TASK DETAILS. Which lines in the material below contain the word "WITH"? Copy each of them.

RECORDED INFORMATION.

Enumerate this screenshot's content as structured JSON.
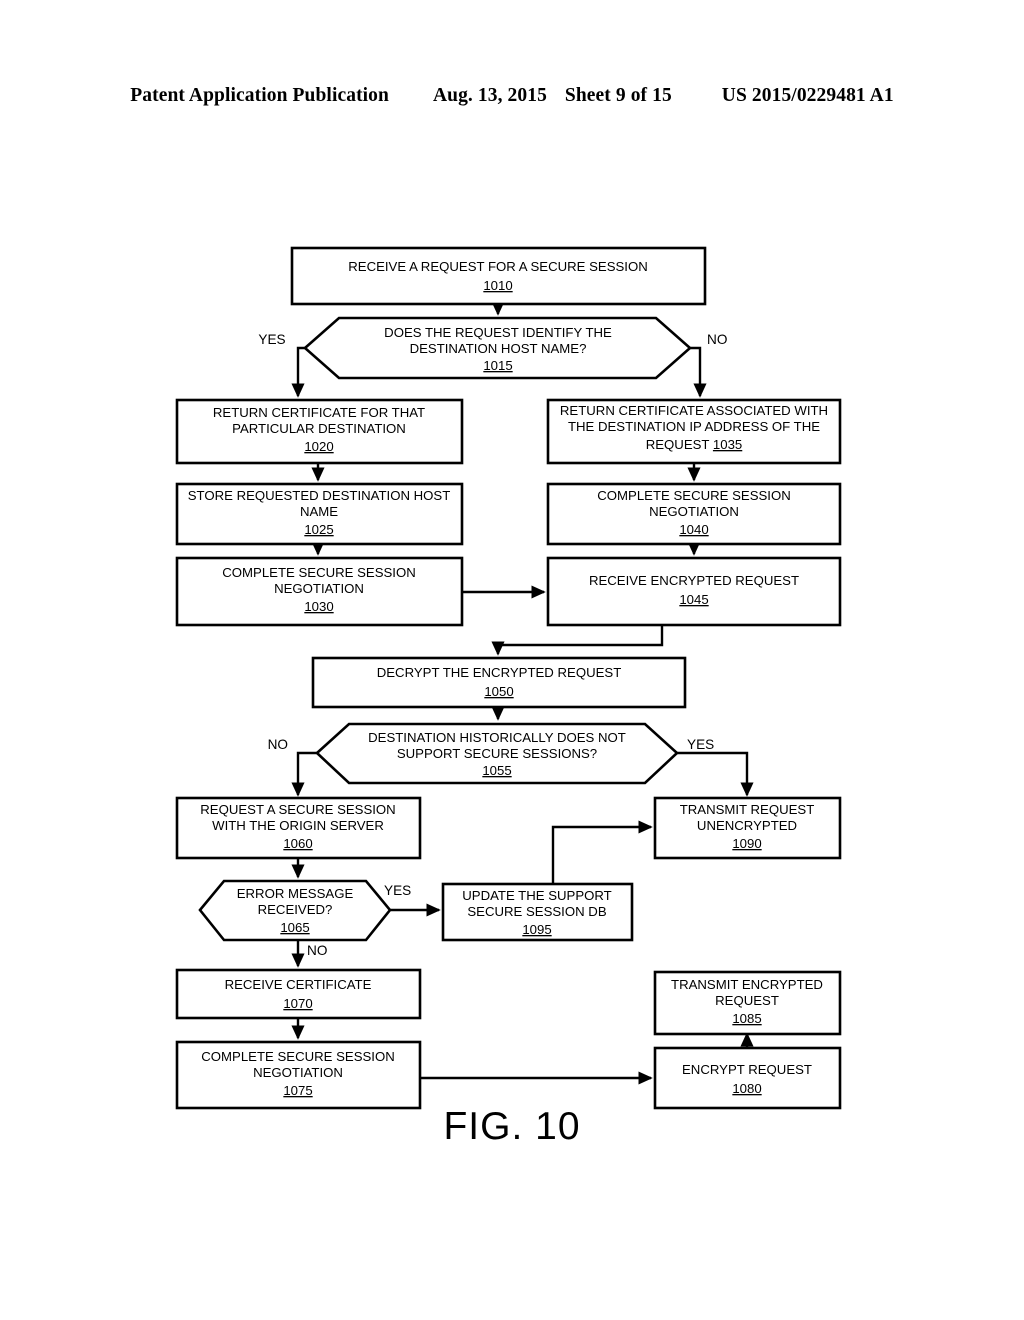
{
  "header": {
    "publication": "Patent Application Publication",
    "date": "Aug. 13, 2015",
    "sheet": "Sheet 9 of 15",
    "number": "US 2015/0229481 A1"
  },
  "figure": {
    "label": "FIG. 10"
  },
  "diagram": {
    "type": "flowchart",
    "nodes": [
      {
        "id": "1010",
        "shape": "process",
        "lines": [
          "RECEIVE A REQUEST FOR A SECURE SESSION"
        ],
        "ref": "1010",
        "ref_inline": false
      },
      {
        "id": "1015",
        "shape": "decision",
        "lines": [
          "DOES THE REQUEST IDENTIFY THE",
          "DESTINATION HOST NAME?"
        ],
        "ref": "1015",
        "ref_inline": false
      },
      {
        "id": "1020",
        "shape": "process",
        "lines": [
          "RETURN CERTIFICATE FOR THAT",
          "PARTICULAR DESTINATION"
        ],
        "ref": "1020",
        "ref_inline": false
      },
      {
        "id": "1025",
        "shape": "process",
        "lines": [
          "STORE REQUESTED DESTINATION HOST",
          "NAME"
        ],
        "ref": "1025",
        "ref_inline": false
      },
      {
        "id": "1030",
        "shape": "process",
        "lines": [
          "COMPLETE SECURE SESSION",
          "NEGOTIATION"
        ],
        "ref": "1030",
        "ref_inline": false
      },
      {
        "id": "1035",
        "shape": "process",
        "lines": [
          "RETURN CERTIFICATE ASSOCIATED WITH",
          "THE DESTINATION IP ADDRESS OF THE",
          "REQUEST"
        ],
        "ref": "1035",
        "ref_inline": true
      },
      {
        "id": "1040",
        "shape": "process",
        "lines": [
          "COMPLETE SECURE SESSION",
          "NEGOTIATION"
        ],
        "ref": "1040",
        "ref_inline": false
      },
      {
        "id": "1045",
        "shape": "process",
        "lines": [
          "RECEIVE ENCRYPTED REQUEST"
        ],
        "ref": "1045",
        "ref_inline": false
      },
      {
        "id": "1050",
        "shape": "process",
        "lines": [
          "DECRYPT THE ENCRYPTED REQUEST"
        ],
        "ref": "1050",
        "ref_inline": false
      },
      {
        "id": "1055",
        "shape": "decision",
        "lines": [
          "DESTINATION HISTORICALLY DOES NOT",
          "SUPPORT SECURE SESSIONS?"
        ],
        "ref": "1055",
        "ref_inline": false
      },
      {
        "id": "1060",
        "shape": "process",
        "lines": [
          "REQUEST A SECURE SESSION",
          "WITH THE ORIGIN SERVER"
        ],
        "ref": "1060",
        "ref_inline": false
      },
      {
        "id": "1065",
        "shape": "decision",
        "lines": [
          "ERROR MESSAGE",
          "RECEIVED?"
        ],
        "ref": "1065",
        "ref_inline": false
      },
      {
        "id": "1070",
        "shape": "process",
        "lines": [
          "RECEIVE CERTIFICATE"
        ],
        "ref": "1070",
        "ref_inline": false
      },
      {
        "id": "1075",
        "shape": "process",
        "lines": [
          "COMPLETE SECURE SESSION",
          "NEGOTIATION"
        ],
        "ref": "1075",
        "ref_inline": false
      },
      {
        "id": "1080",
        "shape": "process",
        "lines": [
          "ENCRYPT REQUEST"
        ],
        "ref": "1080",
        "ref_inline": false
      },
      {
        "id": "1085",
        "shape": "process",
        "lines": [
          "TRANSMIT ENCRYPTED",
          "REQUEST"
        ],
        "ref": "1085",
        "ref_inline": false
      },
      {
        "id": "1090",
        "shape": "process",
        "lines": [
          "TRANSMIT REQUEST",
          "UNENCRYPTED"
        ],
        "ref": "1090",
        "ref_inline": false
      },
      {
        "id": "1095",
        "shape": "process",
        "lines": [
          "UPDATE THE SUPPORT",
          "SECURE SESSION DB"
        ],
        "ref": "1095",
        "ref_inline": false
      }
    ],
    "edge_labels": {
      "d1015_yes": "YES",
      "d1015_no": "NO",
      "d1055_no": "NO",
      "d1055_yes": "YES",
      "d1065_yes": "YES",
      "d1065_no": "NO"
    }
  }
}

* * *

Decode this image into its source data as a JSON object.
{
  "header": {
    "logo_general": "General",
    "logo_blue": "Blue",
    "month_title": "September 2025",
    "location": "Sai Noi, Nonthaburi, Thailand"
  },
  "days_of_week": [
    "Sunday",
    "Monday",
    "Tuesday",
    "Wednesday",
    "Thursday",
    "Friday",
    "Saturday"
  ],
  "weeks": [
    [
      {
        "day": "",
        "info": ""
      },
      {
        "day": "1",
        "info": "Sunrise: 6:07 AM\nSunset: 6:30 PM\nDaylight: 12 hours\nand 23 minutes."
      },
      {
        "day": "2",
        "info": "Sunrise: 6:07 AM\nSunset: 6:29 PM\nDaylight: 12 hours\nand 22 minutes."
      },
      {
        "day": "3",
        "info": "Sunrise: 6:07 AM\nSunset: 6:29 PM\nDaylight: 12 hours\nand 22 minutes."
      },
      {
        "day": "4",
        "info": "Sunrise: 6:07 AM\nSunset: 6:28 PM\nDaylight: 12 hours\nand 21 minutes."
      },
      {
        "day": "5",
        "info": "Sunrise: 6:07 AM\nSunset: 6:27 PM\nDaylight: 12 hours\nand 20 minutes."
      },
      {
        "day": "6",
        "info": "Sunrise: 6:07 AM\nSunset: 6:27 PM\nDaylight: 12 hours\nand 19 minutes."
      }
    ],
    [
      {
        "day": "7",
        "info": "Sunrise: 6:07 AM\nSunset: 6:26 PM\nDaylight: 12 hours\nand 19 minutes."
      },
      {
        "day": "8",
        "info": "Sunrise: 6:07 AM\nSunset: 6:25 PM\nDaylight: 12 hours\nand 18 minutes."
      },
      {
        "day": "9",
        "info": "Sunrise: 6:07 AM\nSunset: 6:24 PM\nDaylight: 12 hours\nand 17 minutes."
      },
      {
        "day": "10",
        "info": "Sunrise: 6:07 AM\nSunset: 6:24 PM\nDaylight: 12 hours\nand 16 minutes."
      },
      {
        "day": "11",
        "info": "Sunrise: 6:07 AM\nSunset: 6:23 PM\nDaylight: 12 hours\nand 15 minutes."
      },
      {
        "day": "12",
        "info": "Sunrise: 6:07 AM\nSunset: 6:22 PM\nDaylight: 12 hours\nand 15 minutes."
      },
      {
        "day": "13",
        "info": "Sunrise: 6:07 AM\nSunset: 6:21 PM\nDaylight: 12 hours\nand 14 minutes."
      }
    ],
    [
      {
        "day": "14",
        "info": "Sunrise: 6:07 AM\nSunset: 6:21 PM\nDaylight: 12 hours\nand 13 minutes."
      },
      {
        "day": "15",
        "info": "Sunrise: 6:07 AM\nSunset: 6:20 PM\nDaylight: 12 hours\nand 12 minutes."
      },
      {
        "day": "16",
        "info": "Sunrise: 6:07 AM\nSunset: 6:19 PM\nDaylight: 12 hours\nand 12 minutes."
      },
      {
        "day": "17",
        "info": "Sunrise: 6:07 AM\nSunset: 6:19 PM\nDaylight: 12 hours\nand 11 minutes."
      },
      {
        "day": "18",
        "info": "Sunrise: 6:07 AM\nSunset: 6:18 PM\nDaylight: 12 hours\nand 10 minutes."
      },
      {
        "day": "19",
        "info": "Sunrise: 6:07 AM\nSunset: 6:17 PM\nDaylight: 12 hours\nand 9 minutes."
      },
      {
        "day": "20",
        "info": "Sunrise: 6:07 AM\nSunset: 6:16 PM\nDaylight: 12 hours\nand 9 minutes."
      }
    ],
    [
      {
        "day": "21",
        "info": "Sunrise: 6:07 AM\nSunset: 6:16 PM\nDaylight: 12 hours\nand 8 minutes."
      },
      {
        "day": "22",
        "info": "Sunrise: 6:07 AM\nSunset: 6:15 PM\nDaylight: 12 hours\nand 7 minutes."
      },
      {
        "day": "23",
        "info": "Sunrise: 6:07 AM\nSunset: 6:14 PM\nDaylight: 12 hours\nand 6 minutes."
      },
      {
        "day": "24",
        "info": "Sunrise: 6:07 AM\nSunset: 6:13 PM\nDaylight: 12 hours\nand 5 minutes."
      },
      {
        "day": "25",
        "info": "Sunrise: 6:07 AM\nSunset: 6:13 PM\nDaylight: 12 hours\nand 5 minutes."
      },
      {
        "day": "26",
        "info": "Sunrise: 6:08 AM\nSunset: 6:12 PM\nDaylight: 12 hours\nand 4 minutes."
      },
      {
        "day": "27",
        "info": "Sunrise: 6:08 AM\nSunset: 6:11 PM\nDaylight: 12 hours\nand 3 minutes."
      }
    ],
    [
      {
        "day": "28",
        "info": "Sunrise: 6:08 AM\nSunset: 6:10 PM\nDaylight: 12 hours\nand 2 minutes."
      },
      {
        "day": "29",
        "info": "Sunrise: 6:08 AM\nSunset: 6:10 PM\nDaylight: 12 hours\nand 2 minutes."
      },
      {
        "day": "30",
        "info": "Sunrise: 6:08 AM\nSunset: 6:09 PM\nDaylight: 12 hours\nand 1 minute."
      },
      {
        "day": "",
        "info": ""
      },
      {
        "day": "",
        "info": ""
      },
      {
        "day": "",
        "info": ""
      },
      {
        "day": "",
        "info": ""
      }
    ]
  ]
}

FULL SOLUTION.
          "RETURN CERTIFICATE ASSOCIATED WITH",
          "WITH THE ORIGIN SERVER"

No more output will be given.